▶ WHAT THE TASK ASKS:
Read the material below. Count the lines containing "right" and give that count alone.

(Rows from a dataset)
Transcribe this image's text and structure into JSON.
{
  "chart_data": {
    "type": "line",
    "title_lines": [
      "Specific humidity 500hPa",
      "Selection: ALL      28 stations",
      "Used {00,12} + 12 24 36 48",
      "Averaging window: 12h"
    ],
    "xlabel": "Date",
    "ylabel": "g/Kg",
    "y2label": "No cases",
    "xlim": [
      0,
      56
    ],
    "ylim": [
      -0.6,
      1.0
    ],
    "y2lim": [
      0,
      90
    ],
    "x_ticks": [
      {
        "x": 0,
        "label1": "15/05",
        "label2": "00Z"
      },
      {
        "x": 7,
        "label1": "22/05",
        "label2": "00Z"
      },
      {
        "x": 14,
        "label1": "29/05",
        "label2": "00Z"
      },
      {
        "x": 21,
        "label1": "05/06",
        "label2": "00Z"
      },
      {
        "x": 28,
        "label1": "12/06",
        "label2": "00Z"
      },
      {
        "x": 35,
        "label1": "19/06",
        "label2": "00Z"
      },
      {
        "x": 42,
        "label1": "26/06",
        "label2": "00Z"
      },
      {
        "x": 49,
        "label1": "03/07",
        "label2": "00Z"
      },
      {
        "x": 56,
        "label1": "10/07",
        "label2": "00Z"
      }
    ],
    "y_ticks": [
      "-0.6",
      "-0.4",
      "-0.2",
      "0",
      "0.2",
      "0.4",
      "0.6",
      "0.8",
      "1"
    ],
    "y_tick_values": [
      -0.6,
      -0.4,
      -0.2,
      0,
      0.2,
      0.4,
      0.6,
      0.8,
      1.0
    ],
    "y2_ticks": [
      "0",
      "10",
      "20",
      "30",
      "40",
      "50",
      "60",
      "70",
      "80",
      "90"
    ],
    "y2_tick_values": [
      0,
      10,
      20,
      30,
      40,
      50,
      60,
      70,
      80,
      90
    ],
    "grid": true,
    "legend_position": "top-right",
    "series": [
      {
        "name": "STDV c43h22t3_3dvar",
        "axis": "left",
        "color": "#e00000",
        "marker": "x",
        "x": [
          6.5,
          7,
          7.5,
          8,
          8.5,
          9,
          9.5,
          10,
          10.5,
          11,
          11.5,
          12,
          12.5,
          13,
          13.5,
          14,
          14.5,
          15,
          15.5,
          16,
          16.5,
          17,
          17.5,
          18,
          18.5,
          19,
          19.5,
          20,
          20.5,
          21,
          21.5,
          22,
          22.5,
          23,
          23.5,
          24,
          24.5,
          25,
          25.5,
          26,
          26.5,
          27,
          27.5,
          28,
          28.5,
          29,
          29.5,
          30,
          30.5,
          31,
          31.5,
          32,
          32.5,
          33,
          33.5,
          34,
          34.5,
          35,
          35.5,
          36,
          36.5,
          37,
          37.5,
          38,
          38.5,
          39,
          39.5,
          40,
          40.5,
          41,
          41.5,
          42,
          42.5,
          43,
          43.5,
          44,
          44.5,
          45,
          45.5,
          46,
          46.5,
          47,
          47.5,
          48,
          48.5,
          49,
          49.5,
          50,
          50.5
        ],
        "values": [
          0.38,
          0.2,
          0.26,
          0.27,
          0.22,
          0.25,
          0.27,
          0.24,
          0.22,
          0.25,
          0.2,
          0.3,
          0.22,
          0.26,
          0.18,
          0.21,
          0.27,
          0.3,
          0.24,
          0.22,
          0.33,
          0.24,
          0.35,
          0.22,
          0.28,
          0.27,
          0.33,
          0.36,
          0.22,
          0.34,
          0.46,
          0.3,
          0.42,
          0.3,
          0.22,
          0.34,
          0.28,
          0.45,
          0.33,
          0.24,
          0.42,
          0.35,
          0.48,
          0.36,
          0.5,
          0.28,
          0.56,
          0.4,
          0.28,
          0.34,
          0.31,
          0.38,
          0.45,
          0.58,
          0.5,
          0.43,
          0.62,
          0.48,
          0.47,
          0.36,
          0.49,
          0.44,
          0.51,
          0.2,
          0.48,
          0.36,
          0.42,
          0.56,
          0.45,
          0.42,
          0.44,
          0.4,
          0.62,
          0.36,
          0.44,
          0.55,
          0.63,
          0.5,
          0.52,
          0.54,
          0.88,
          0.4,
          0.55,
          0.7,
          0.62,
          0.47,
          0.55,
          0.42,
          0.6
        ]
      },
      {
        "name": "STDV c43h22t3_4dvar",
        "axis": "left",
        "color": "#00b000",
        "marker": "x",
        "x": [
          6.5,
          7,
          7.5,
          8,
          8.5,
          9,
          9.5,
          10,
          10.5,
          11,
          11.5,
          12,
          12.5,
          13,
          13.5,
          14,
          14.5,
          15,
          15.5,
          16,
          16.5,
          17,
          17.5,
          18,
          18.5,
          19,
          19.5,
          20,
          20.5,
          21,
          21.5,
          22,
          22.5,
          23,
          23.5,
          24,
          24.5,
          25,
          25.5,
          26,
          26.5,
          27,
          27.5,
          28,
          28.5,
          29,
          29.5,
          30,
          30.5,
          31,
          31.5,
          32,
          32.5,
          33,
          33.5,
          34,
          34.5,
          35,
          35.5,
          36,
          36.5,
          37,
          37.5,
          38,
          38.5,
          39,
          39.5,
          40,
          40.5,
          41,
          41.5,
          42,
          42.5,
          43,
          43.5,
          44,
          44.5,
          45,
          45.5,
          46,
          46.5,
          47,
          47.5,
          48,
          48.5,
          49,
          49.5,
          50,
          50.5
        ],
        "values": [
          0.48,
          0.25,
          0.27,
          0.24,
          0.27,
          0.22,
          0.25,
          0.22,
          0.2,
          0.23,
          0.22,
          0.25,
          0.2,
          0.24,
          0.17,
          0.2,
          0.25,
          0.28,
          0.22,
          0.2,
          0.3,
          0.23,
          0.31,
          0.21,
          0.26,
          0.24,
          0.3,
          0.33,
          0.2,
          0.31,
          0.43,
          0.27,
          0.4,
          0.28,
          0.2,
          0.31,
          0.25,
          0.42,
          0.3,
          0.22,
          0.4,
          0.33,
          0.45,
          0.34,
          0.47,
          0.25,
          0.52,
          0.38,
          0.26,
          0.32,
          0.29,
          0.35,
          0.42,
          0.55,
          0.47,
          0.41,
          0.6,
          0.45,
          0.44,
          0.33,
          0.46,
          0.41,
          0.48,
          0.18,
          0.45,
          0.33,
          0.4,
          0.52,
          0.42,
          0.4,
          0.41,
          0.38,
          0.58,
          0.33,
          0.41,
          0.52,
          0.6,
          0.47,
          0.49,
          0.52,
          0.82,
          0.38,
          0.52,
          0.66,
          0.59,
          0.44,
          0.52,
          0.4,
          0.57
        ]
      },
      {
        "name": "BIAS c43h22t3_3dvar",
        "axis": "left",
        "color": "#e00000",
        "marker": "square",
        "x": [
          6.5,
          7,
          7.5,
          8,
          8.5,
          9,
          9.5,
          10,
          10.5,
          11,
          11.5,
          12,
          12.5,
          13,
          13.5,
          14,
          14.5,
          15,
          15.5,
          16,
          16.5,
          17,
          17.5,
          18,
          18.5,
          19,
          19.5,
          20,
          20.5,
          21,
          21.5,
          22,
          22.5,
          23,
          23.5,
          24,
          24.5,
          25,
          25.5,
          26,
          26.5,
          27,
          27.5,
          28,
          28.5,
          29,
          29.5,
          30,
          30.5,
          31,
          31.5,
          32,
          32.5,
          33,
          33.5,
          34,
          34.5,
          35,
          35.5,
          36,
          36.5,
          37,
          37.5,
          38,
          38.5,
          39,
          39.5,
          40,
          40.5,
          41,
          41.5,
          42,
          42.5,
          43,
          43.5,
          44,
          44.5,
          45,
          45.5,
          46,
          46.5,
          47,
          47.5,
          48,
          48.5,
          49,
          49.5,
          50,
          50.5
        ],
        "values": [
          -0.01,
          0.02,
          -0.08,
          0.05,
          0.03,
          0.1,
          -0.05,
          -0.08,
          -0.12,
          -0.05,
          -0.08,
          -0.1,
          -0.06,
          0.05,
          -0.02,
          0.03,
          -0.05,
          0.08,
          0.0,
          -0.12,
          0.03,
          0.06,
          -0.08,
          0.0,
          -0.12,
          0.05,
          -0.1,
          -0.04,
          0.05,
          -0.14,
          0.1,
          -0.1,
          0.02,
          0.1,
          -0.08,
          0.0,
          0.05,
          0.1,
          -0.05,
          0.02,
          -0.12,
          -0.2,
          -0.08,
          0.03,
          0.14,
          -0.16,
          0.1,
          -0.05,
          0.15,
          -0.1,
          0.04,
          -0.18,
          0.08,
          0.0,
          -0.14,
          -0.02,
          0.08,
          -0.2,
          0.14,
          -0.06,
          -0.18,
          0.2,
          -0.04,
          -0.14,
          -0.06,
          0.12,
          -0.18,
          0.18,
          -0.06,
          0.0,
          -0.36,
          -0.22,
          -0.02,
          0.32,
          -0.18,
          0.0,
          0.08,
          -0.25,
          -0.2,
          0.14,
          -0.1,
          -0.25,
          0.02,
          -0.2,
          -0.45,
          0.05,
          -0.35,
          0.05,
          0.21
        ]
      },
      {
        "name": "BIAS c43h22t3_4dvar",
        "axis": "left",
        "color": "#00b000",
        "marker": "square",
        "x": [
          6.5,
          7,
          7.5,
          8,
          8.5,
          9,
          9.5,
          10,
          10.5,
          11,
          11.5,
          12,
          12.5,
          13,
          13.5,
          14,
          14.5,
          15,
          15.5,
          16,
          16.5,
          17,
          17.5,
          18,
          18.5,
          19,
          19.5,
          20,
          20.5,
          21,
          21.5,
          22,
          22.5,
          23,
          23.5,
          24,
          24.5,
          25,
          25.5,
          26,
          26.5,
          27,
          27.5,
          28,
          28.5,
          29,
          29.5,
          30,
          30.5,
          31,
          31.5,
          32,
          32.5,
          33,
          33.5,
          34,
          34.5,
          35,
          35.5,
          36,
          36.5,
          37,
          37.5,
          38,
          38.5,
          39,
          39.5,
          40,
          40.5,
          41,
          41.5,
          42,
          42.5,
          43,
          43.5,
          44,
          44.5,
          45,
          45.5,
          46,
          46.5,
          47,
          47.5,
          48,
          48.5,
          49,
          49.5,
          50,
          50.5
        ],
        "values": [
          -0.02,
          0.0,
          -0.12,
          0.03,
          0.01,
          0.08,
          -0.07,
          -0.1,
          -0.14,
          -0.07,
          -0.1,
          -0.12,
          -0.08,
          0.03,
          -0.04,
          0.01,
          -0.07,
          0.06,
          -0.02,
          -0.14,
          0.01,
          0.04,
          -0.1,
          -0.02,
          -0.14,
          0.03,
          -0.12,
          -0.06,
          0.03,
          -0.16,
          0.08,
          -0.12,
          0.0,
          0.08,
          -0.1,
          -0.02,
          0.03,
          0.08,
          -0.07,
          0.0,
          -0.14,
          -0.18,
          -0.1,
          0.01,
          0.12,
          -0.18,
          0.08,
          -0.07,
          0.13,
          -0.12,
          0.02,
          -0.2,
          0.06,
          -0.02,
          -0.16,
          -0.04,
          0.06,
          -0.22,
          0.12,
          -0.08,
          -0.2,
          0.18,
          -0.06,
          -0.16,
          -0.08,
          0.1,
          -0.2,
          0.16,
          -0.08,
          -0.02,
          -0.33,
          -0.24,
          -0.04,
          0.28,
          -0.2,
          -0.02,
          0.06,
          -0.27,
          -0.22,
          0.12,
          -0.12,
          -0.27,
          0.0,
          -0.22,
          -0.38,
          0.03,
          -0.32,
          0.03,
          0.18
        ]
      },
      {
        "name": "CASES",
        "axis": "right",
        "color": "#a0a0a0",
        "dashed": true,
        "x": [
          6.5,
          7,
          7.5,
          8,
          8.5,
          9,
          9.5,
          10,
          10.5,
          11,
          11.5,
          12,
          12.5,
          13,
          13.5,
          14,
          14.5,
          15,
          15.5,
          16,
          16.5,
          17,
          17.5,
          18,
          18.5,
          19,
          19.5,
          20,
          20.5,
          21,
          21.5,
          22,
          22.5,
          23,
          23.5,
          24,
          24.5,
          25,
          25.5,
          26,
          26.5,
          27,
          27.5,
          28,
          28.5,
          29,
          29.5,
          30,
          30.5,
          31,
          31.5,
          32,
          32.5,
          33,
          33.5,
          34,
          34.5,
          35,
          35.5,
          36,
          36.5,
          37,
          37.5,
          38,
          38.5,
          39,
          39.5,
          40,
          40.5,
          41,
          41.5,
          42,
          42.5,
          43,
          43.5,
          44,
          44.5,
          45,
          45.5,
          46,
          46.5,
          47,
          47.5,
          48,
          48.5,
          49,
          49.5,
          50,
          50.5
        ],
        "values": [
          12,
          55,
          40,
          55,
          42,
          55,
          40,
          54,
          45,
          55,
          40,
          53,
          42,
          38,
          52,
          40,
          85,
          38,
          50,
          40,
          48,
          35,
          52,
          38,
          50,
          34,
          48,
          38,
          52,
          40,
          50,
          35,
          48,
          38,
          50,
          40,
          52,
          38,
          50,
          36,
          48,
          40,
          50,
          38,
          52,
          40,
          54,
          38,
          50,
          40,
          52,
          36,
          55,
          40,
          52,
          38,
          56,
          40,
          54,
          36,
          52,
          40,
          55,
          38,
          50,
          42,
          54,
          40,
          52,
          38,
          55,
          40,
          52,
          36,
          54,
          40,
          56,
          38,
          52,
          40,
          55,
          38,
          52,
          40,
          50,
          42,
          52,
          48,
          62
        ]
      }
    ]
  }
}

▶ RESULT FOR THIS TASK:
2